Task brief: Identify all lines of the data containing the string "JSON" and copy them.

Data to process:
====

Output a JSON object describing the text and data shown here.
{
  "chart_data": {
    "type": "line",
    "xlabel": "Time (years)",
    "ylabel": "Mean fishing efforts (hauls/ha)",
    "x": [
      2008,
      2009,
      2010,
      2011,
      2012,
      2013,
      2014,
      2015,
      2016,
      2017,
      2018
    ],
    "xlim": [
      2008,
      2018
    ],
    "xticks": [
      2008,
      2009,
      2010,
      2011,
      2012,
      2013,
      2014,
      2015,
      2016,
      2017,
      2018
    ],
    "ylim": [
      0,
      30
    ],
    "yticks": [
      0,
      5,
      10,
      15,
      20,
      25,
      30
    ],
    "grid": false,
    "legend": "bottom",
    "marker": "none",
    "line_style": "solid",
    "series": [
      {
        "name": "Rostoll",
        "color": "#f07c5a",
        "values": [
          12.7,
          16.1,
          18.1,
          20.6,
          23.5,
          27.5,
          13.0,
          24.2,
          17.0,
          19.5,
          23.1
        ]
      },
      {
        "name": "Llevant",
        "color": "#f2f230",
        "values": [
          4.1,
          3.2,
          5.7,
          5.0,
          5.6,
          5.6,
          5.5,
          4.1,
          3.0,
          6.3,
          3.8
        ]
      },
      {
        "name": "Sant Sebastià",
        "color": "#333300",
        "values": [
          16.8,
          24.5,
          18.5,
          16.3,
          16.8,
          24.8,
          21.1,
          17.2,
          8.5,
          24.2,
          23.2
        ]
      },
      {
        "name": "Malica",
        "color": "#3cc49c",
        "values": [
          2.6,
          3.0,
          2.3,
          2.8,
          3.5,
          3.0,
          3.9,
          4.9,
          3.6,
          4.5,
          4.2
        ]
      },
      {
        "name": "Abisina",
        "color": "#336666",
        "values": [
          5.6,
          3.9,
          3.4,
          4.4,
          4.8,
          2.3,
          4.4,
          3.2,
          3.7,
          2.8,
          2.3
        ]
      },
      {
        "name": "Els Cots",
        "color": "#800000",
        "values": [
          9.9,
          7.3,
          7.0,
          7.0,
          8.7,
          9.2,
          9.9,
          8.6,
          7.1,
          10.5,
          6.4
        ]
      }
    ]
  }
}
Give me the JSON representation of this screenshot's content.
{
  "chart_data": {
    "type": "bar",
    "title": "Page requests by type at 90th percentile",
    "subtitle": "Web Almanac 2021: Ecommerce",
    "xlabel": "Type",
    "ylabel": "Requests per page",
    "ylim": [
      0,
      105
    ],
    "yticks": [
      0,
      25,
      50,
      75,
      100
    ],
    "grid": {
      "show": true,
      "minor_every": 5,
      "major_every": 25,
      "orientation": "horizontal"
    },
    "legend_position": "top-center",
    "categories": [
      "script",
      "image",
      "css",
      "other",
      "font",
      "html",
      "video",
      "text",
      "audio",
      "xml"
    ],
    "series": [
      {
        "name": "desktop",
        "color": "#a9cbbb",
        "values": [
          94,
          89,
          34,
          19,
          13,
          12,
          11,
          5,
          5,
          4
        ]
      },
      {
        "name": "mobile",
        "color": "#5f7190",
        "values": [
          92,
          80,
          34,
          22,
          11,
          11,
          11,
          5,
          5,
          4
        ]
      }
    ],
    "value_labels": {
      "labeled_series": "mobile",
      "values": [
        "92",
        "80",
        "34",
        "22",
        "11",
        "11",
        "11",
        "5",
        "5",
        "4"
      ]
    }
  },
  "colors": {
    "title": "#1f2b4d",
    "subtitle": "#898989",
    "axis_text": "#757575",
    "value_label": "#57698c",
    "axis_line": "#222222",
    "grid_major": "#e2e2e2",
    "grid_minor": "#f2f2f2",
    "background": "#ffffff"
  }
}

====

Complete output:
Output a JSON object describing the text and data shown here.
Give me the JSON representation of this screenshot's content.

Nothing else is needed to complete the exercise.